● What you have to do:
Write the listing below out again exactly, dropping the images.
begin Data provided
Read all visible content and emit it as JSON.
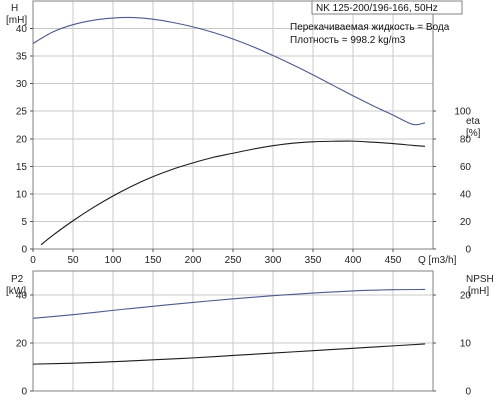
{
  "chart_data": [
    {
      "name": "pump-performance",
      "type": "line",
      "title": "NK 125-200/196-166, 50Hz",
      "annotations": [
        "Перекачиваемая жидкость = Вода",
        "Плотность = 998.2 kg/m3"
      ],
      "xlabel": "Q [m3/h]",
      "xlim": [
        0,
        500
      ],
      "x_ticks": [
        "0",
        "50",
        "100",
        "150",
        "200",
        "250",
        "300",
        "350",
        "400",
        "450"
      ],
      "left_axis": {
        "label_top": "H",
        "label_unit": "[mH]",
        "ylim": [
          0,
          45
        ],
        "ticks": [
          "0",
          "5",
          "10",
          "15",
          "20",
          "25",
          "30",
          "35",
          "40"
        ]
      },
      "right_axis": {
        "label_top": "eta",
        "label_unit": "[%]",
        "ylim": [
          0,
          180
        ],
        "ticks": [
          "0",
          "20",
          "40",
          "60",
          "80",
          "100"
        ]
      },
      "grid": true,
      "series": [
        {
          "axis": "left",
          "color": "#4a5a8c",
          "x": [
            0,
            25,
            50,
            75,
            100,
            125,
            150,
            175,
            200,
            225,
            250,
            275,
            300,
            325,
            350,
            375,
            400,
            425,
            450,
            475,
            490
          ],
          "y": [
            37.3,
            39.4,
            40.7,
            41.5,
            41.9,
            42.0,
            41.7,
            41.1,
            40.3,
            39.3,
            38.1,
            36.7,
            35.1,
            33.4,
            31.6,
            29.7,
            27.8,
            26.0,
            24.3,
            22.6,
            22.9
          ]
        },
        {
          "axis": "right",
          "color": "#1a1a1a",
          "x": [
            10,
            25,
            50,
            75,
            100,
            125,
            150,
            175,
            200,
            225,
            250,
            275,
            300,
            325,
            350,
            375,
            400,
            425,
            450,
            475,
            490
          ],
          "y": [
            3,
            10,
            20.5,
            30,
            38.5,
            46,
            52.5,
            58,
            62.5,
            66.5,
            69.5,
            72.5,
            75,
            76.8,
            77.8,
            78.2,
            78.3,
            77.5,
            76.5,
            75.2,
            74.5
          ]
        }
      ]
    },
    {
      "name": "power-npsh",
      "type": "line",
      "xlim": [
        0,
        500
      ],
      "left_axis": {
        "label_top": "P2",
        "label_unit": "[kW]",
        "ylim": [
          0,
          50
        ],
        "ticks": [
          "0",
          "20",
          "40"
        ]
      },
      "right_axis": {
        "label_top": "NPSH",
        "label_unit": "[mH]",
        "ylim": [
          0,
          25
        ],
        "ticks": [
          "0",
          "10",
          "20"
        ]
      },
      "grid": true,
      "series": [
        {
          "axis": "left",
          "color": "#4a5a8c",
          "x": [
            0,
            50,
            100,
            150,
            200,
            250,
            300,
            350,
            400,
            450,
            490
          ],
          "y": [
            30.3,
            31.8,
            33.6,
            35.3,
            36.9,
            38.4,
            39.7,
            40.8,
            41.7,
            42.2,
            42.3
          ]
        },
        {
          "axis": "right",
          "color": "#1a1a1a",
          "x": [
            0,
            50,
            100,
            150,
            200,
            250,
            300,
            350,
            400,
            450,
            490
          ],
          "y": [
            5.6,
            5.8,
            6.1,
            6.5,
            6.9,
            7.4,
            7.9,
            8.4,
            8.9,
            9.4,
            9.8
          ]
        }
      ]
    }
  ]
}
end Data provided
● Result:
Read all visible content and emit it as JSON.
{
  "chart_data": [
    {
      "name": "pump-performance",
      "type": "line",
      "title": "NK 125-200/196-166, 50Hz",
      "annotations": [
        "Перекачиваемая жидкость = Вода",
        "Плотность = 998.2 kg/m3"
      ],
      "xlabel": "Q [m3/h]",
      "xlim": [
        0,
        500
      ],
      "x_ticks": [
        "0",
        "50",
        "100",
        "150",
        "200",
        "250",
        "300",
        "350",
        "400",
        "450"
      ],
      "left_axis": {
        "label_top": "H",
        "label_unit": "[mH]",
        "ylim": [
          0,
          45
        ],
        "ticks": [
          "0",
          "5",
          "10",
          "15",
          "20",
          "25",
          "30",
          "35",
          "40"
        ]
      },
      "right_axis": {
        "label_top": "eta",
        "label_unit": "[%]",
        "ylim": [
          0,
          180
        ],
        "ticks": [
          "0",
          "20",
          "40",
          "60",
          "80",
          "100"
        ]
      },
      "grid": true,
      "series": [
        {
          "axis": "left",
          "color": "#4a5a8c",
          "x": [
            0,
            25,
            50,
            75,
            100,
            125,
            150,
            175,
            200,
            225,
            250,
            275,
            300,
            325,
            350,
            375,
            400,
            425,
            450,
            475,
            490
          ],
          "y": [
            37.3,
            39.4,
            40.7,
            41.5,
            41.9,
            42.0,
            41.7,
            41.1,
            40.3,
            39.3,
            38.1,
            36.7,
            35.1,
            33.4,
            31.6,
            29.7,
            27.8,
            26.0,
            24.3,
            22.6,
            22.9
          ]
        },
        {
          "axis": "right",
          "color": "#1a1a1a",
          "x": [
            10,
            25,
            50,
            75,
            100,
            125,
            150,
            175,
            200,
            225,
            250,
            275,
            300,
            325,
            350,
            375,
            400,
            425,
            450,
            475,
            490
          ],
          "y": [
            3,
            10,
            20.5,
            30,
            38.5,
            46,
            52.5,
            58,
            62.5,
            66.5,
            69.5,
            72.5,
            75,
            76.8,
            77.8,
            78.2,
            78.3,
            77.5,
            76.5,
            75.2,
            74.5
          ]
        }
      ]
    },
    {
      "name": "power-npsh",
      "type": "line",
      "xlim": [
        0,
        500
      ],
      "left_axis": {
        "label_top": "P2",
        "label_unit": "[kW]",
        "ylim": [
          0,
          50
        ],
        "ticks": [
          "0",
          "20",
          "40"
        ]
      },
      "right_axis": {
        "label_top": "NPSH",
        "label_unit": "[mH]",
        "ylim": [
          0,
          25
        ],
        "ticks": [
          "0",
          "10",
          "20"
        ]
      },
      "grid": true,
      "series": [
        {
          "axis": "left",
          "color": "#4a5a8c",
          "x": [
            0,
            50,
            100,
            150,
            200,
            250,
            300,
            350,
            400,
            450,
            490
          ],
          "y": [
            30.3,
            31.8,
            33.6,
            35.3,
            36.9,
            38.4,
            39.7,
            40.8,
            41.7,
            42.2,
            42.3
          ]
        },
        {
          "axis": "right",
          "color": "#1a1a1a",
          "x": [
            0,
            50,
            100,
            150,
            200,
            250,
            300,
            350,
            400,
            450,
            490
          ],
          "y": [
            5.6,
            5.8,
            6.1,
            6.5,
            6.9,
            7.4,
            7.9,
            8.4,
            8.9,
            9.4,
            9.8
          ]
        }
      ]
    }
  ]
}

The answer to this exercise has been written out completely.